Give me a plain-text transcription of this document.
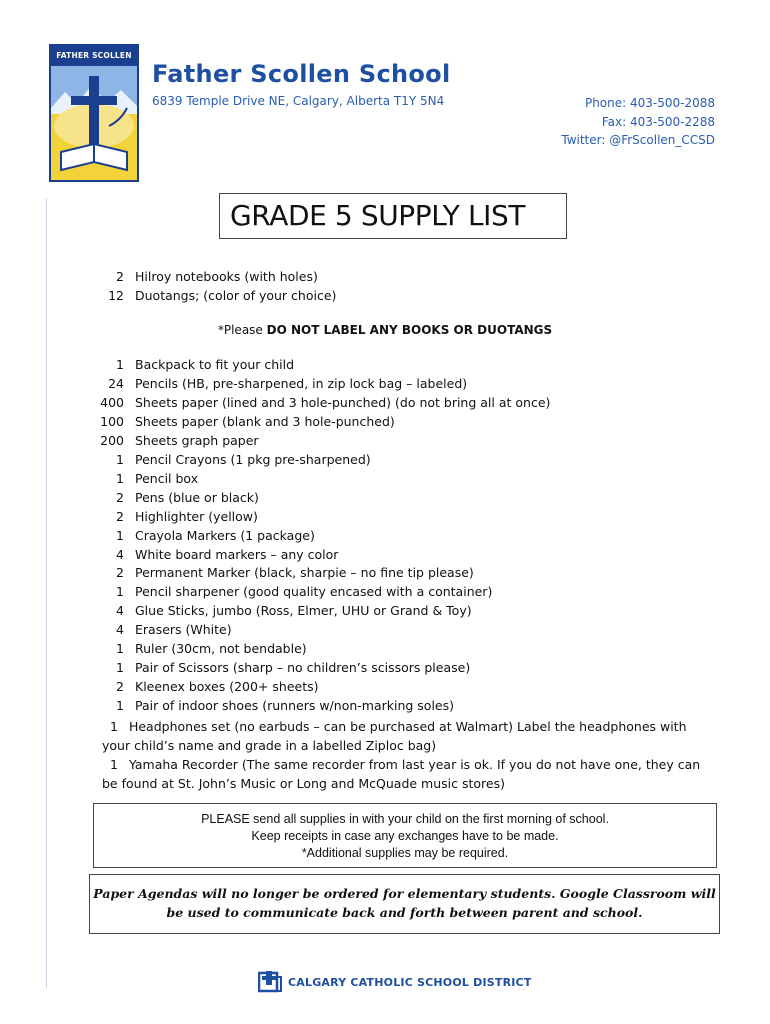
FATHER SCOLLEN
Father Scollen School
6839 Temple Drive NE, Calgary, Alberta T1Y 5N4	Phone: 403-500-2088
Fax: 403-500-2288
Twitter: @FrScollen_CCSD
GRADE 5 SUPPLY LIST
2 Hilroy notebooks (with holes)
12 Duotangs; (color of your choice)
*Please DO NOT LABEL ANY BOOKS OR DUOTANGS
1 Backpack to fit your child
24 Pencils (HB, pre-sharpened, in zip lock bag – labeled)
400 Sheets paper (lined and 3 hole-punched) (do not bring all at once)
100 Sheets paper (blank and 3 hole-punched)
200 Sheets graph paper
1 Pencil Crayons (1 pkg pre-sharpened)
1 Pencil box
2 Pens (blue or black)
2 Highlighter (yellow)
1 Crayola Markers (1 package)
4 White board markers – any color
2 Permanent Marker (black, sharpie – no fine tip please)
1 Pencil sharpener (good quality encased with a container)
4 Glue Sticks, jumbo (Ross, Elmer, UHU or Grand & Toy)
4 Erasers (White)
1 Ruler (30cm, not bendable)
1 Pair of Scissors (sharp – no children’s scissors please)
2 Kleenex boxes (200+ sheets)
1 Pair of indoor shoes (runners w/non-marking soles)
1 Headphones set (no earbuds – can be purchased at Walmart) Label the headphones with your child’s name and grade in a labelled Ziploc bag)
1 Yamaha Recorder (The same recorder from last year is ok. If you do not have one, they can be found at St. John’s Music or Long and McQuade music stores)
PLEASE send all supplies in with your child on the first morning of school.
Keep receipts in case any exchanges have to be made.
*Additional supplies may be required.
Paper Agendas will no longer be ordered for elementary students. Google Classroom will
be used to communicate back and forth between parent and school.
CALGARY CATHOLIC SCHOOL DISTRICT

▶ _AIM_: Every line is to be duplicated exactly, though pictures stay out.

▶ _THE COMPLETED TASK_:
Give me a plain-text transcription of this document.
FATHER SCOLLEN
Father Scollen School
6839 Temple Drive NE, Calgary, Alberta T1Y 5N4	Phone: 403-500-2088
Fax: 403-500-2288
Twitter: @FrScollen_CCSD
GRADE 5 SUPPLY LIST
2 Hilroy notebooks (with holes)
12 Duotangs; (color of your choice)
*Please DO NOT LABEL ANY BOOKS OR DUOTANGS
1 Backpack to fit your child
24 Pencils (HB, pre-sharpened, in zip lock bag – labeled)
400 Sheets paper (lined and 3 hole-punched) (do not bring all at once)
100 Sheets paper (blank and 3 hole-punched)
200 Sheets graph paper
1 Pencil Crayons (1 pkg pre-sharpened)
1 Pencil box
2 Pens (blue or black)
2 Highlighter (yellow)
1 Crayola Markers (1 package)
4 White board markers – any color
2 Permanent Marker (black, sharpie – no fine tip please)
1 Pencil sharpener (good quality encased with a container)
4 Glue Sticks, jumbo (Ross, Elmer, UHU or Grand & Toy)
4 Erasers (White)
1 Ruler (30cm, not bendable)
1 Pair of Scissors (sharp – no children’s scissors please)
2 Kleenex boxes (200+ sheets)
1 Pair of indoor shoes (runners w/non-marking soles)
1 Headphones set (no earbuds – can be purchased at Walmart) Label the headphones with your child’s name and grade in a labelled Ziploc bag)
1 Yamaha Recorder (The same recorder from last year is ok. If you do not have one, they can be found at St. John’s Music or Long and McQuade music stores)
PLEASE send all supplies in with your child on the first morning of school.
Keep receipts in case any exchanges have to be made.
*Additional supplies may be required.
Paper Agendas will no longer be ordered for elementary students. Google Classroom will
be used to communicate back and forth between parent and school.
CALGARY CATHOLIC SCHOOL DISTRICT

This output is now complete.